== Material to process ==

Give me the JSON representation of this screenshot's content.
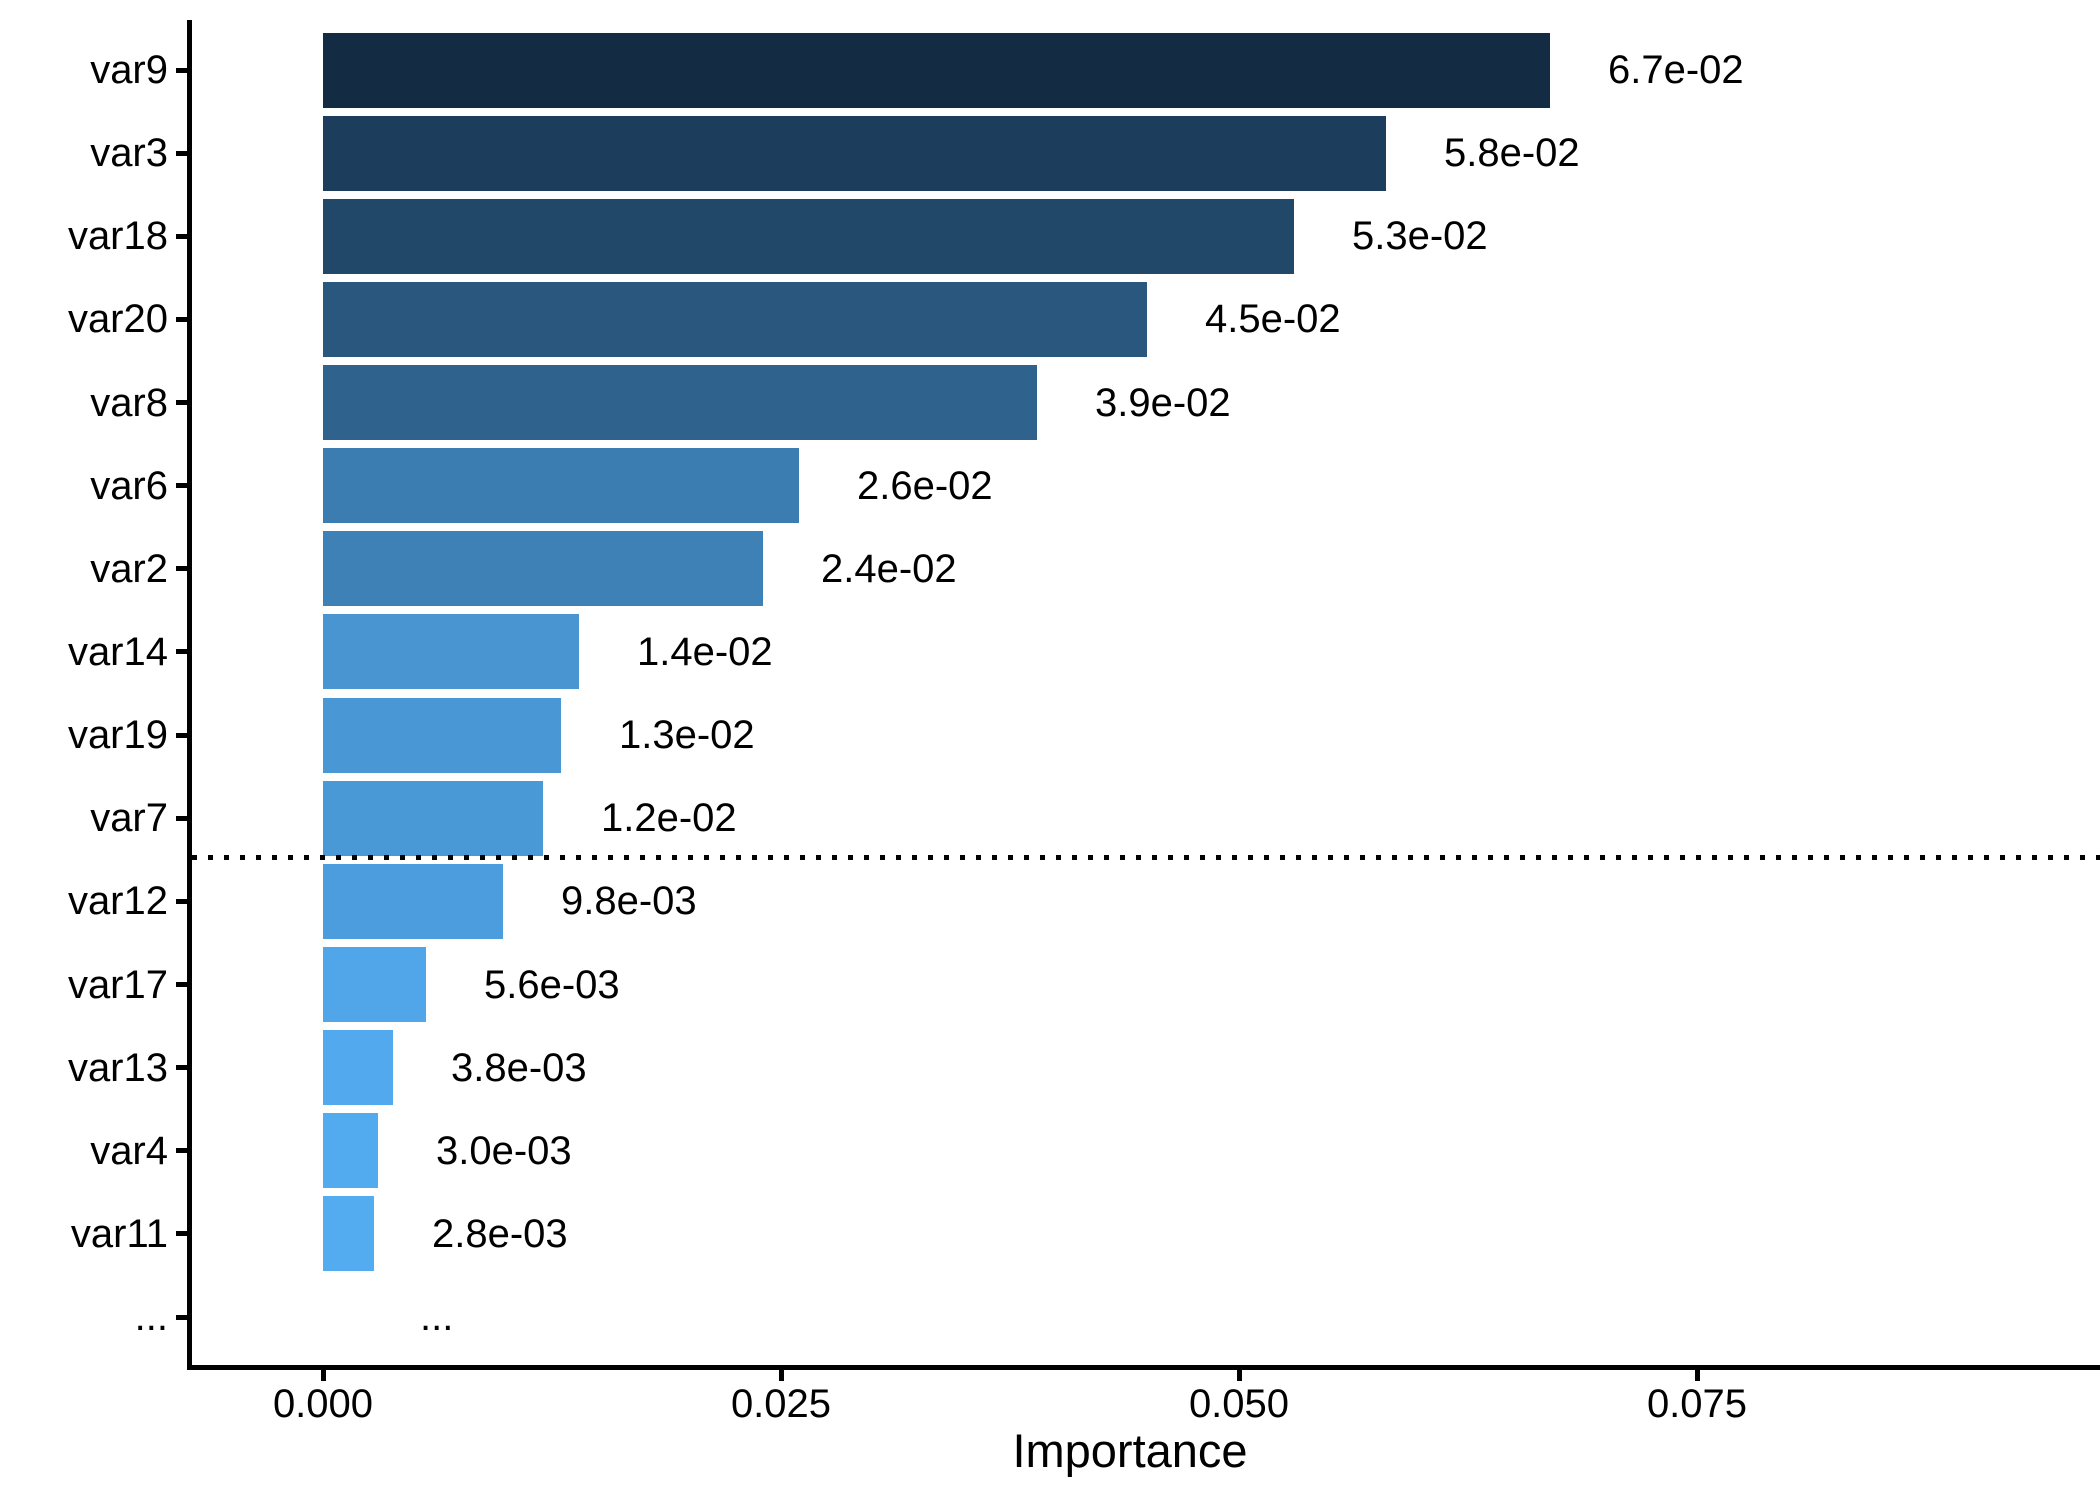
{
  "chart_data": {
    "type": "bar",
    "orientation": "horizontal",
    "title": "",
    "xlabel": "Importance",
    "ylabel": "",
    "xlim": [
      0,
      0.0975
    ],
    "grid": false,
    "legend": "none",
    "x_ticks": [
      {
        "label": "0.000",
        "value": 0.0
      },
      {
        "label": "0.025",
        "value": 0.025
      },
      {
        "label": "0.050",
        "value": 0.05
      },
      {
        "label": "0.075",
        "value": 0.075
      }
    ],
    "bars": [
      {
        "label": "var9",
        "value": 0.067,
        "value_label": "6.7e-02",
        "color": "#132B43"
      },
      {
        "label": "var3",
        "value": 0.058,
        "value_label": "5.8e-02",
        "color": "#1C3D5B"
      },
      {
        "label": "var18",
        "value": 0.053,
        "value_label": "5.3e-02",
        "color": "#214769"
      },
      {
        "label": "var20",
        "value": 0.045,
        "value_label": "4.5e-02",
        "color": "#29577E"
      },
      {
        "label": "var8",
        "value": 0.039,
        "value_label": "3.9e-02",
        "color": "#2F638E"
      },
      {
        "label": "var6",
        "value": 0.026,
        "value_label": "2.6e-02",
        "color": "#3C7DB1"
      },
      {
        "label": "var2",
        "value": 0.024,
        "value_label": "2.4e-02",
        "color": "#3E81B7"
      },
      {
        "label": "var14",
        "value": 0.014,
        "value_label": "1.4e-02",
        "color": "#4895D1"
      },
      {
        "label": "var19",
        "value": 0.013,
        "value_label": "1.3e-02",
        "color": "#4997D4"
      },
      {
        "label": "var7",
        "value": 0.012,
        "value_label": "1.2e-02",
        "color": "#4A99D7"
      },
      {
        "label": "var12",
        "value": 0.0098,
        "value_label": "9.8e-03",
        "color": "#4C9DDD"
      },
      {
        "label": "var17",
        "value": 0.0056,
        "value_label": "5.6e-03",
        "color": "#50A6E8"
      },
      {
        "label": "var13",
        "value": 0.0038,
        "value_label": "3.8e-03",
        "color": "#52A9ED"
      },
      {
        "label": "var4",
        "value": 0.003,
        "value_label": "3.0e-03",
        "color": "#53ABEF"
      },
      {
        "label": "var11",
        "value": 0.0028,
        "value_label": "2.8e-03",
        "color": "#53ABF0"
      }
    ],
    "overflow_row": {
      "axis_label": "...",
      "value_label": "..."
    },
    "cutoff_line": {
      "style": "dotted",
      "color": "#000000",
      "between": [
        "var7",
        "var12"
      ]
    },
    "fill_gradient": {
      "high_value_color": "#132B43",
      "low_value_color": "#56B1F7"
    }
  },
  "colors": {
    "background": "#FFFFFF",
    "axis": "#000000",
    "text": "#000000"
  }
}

===

The request
Quote every record above exactly, leaving out the pictures.

Answer to this problem
Give me the JSON representation of this screenshot's content.
{
  "chart_data": {
    "type": "bar",
    "orientation": "horizontal",
    "title": "",
    "xlabel": "Importance",
    "ylabel": "",
    "xlim": [
      0,
      0.0975
    ],
    "grid": false,
    "legend": "none",
    "x_ticks": [
      {
        "label": "0.000",
        "value": 0.0
      },
      {
        "label": "0.025",
        "value": 0.025
      },
      {
        "label": "0.050",
        "value": 0.05
      },
      {
        "label": "0.075",
        "value": 0.075
      }
    ],
    "bars": [
      {
        "label": "var9",
        "value": 0.067,
        "value_label": "6.7e-02",
        "color": "#132B43"
      },
      {
        "label": "var3",
        "value": 0.058,
        "value_label": "5.8e-02",
        "color": "#1C3D5B"
      },
      {
        "label": "var18",
        "value": 0.053,
        "value_label": "5.3e-02",
        "color": "#214769"
      },
      {
        "label": "var20",
        "value": 0.045,
        "value_label": "4.5e-02",
        "color": "#29577E"
      },
      {
        "label": "var8",
        "value": 0.039,
        "value_label": "3.9e-02",
        "color": "#2F638E"
      },
      {
        "label": "var6",
        "value": 0.026,
        "value_label": "2.6e-02",
        "color": "#3C7DB1"
      },
      {
        "label": "var2",
        "value": 0.024,
        "value_label": "2.4e-02",
        "color": "#3E81B7"
      },
      {
        "label": "var14",
        "value": 0.014,
        "value_label": "1.4e-02",
        "color": "#4895D1"
      },
      {
        "label": "var19",
        "value": 0.013,
        "value_label": "1.3e-02",
        "color": "#4997D4"
      },
      {
        "label": "var7",
        "value": 0.012,
        "value_label": "1.2e-02",
        "color": "#4A99D7"
      },
      {
        "label": "var12",
        "value": 0.0098,
        "value_label": "9.8e-03",
        "color": "#4C9DDD"
      },
      {
        "label": "var17",
        "value": 0.0056,
        "value_label": "5.6e-03",
        "color": "#50A6E8"
      },
      {
        "label": "var13",
        "value": 0.0038,
        "value_label": "3.8e-03",
        "color": "#52A9ED"
      },
      {
        "label": "var4",
        "value": 0.003,
        "value_label": "3.0e-03",
        "color": "#53ABEF"
      },
      {
        "label": "var11",
        "value": 0.0028,
        "value_label": "2.8e-03",
        "color": "#53ABF0"
      }
    ],
    "overflow_row": {
      "axis_label": "...",
      "value_label": "..."
    },
    "cutoff_line": {
      "style": "dotted",
      "color": "#000000",
      "between": [
        "var7",
        "var12"
      ]
    },
    "fill_gradient": {
      "high_value_color": "#132B43",
      "low_value_color": "#56B1F7"
    }
  },
  "colors": {
    "background": "#FFFFFF",
    "axis": "#000000",
    "text": "#000000"
  }
}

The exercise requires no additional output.